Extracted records

::::::::

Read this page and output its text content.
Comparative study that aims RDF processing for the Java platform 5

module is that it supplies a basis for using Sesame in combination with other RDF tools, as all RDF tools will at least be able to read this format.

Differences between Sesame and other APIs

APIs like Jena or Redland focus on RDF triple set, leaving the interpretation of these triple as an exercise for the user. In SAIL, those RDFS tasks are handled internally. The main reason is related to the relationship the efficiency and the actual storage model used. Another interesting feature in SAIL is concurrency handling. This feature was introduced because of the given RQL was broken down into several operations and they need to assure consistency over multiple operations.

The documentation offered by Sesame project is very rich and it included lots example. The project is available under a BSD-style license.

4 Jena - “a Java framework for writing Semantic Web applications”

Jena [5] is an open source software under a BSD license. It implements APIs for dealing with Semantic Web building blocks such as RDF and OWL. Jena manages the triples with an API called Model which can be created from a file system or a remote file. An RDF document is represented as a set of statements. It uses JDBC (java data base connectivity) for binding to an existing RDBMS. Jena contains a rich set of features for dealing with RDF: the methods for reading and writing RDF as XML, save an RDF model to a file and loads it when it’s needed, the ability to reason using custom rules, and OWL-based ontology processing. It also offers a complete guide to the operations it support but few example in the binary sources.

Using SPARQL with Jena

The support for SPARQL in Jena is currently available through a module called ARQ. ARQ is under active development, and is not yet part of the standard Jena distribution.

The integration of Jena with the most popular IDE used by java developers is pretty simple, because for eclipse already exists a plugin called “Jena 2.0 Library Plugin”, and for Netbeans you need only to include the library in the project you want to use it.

::::::::

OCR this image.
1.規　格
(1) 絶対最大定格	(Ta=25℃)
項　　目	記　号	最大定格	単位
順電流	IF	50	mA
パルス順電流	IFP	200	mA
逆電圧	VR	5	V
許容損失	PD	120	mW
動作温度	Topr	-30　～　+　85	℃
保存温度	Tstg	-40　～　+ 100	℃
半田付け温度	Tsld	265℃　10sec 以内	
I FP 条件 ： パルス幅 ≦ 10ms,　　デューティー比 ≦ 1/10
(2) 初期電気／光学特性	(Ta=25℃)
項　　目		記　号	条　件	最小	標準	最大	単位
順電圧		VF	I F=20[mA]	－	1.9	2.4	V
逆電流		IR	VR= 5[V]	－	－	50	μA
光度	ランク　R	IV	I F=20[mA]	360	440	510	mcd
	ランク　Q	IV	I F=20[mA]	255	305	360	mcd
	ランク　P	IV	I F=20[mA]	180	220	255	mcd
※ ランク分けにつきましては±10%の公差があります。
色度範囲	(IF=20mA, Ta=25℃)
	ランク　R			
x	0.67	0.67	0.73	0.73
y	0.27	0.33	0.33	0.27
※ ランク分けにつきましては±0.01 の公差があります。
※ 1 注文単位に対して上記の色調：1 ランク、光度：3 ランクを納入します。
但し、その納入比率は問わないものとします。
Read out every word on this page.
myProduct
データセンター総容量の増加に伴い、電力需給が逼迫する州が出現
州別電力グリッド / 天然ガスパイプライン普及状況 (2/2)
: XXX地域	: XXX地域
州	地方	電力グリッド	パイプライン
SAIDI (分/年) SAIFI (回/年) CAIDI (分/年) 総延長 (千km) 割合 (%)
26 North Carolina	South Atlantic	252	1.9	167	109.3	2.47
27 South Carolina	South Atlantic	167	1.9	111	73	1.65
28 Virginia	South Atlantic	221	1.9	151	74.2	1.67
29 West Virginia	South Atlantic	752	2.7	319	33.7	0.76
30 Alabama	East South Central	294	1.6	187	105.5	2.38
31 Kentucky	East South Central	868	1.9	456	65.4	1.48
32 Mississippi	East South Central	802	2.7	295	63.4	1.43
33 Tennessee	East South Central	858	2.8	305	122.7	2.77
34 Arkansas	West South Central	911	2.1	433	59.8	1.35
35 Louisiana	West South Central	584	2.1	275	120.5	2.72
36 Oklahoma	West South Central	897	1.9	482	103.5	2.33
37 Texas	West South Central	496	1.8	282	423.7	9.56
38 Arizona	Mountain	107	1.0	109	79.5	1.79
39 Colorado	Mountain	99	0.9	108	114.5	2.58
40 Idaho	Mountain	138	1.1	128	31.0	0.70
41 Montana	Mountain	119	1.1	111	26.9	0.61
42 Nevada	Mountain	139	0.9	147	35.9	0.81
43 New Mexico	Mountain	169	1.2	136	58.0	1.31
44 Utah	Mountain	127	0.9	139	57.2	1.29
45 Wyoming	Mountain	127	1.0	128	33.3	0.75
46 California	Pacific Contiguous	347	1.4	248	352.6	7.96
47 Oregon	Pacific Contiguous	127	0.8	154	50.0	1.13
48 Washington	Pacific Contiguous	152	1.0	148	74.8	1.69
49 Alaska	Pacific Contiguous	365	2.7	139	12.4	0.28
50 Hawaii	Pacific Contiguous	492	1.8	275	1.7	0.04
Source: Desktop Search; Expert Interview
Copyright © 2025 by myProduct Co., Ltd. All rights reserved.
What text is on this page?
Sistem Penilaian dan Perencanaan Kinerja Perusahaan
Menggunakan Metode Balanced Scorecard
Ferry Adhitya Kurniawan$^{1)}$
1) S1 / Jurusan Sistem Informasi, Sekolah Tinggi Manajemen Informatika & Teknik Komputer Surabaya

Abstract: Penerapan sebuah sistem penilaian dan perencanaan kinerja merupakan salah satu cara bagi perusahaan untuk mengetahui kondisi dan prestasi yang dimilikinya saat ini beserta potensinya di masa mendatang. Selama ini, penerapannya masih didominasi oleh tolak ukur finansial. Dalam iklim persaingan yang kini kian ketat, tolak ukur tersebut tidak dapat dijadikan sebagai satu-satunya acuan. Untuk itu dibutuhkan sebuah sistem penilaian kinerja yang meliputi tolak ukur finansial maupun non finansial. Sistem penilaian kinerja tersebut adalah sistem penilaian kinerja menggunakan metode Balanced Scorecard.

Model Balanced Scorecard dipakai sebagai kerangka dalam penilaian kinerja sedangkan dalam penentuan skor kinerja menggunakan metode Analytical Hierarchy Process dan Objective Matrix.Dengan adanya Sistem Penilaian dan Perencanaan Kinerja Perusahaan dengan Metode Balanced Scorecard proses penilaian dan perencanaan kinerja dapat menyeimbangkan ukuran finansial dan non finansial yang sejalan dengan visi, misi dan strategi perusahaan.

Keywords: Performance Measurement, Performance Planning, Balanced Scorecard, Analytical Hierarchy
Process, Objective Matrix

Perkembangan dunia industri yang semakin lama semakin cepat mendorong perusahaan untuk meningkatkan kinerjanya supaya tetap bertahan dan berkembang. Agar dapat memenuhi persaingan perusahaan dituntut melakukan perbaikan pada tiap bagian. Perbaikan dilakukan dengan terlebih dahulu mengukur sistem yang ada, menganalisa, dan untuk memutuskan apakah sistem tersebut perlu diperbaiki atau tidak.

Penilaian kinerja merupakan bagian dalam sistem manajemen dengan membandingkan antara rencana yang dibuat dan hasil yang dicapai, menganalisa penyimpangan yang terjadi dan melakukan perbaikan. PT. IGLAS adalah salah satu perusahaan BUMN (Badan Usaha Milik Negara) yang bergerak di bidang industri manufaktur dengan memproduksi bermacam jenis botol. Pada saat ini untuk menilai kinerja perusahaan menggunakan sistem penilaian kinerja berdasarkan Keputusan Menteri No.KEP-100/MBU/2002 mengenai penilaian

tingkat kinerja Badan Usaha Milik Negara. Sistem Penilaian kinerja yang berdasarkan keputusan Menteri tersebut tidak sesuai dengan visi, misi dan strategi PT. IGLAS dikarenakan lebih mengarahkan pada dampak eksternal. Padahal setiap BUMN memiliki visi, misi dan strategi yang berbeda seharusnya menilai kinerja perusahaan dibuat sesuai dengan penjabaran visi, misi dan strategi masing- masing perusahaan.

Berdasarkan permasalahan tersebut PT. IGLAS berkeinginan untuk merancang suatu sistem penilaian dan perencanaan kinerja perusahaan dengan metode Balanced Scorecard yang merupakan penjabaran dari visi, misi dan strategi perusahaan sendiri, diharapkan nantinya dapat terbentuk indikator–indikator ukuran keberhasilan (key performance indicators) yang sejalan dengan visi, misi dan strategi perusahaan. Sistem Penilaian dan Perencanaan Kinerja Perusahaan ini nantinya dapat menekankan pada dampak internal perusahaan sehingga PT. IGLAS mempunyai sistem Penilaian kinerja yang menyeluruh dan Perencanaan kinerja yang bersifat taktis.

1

::::::::

### GIVEN REQUEST
Find the lines above that contain the word "page" and collect them.

### OUTPUT OF THE TASK
Read this page and output its text content.
Read out every word on this page.
What text is on this page?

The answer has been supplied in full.